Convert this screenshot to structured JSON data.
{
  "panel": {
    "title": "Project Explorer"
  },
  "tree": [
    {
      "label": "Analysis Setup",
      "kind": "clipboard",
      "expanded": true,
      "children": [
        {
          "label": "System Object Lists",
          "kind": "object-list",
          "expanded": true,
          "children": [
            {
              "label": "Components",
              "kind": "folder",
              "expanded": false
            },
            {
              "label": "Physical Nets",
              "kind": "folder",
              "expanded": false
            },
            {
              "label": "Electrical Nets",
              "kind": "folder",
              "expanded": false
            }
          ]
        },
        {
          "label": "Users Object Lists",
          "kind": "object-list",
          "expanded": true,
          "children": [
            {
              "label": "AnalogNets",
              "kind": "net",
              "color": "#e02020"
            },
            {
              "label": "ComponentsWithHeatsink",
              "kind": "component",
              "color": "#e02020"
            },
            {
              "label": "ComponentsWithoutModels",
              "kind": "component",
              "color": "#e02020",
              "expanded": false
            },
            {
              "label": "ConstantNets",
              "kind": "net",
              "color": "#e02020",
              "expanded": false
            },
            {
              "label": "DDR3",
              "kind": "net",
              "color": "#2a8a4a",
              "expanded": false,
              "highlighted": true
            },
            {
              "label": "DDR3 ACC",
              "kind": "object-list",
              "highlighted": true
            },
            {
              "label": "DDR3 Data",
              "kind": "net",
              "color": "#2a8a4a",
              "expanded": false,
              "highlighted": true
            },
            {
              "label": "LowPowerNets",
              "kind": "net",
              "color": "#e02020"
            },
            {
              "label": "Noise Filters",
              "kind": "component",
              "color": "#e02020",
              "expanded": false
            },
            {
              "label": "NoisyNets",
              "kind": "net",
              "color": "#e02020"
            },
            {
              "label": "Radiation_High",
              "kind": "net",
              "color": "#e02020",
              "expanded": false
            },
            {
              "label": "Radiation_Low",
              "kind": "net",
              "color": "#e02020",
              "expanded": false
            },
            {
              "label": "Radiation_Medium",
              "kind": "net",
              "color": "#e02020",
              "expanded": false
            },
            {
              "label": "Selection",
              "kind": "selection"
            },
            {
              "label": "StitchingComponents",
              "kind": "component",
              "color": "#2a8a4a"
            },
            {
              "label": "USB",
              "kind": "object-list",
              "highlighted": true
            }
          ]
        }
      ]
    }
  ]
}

* * *

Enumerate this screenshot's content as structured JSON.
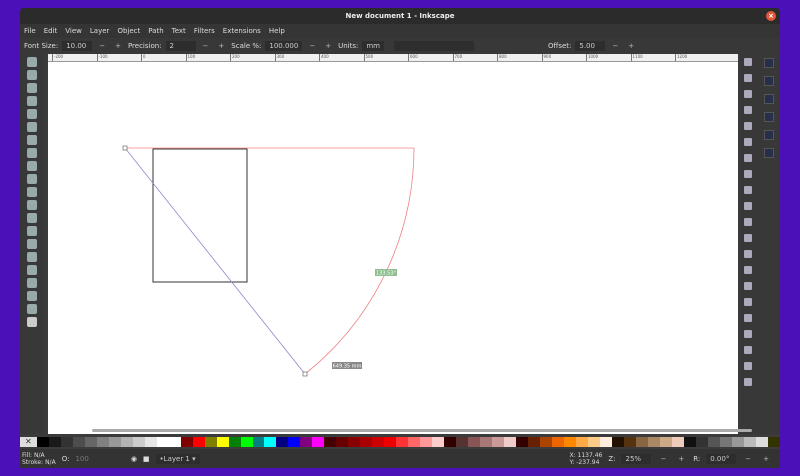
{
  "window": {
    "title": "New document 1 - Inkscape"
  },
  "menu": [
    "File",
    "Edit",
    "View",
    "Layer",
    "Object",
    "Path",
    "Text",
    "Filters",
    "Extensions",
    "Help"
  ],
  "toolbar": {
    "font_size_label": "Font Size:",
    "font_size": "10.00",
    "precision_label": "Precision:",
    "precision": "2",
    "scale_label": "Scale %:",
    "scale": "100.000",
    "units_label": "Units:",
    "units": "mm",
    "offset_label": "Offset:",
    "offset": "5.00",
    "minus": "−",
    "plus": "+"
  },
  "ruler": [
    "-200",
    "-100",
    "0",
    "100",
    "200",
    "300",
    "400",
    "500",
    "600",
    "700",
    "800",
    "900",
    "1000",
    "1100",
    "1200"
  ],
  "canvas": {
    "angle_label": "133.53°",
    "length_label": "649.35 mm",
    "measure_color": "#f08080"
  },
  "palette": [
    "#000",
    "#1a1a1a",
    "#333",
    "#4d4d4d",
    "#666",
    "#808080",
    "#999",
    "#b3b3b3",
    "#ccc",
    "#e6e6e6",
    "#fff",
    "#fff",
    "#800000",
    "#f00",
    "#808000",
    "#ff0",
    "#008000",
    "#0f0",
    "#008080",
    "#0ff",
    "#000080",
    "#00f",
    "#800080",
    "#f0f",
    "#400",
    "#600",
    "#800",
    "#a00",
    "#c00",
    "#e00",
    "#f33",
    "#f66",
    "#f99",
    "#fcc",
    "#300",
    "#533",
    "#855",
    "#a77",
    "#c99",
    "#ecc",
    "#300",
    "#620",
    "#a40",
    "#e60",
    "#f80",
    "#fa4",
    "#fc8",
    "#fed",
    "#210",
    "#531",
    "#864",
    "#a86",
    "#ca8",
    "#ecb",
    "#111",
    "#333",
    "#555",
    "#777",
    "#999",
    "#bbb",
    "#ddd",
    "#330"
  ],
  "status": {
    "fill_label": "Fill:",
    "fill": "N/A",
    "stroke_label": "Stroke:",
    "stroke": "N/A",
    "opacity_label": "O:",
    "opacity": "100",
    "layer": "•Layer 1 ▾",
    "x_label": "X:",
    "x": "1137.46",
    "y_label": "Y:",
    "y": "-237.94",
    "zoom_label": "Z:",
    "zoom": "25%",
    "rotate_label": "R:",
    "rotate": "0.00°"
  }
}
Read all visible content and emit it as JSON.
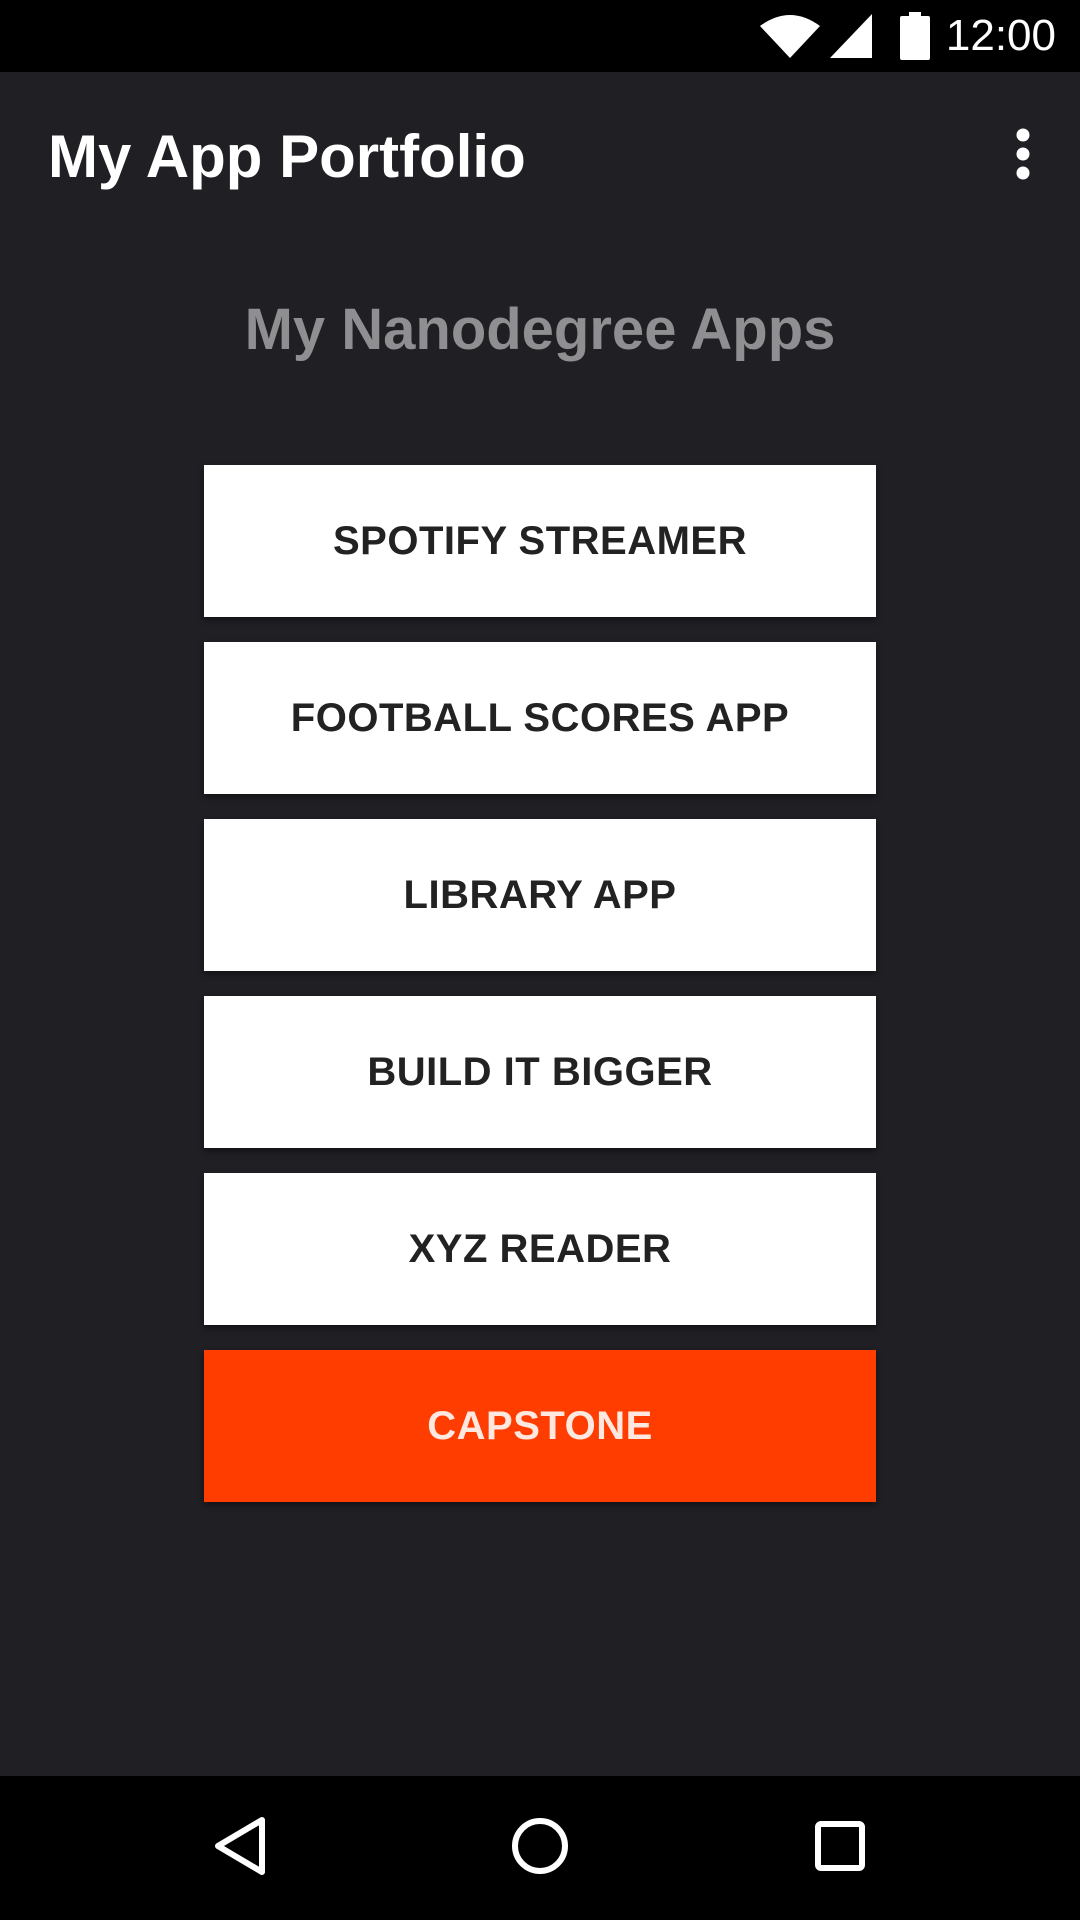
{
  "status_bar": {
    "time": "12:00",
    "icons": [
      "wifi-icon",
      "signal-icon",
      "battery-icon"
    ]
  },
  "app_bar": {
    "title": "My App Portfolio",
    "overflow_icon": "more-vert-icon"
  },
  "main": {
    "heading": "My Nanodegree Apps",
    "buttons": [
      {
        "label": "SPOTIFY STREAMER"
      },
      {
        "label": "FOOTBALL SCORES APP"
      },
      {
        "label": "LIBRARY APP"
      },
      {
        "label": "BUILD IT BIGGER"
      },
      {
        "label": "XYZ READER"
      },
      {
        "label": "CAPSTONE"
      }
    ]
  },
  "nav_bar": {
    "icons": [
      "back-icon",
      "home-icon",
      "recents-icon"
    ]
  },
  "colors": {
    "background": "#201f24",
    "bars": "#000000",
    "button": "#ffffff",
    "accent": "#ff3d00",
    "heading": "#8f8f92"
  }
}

WRITTEN INSTRUCTION –
From the records given above, copy all lines containing "structured".

COMPLETE OUTPUT –
Convert this screenshot to structured JSON data.
Enumerate this screenshot's content as structured JSON.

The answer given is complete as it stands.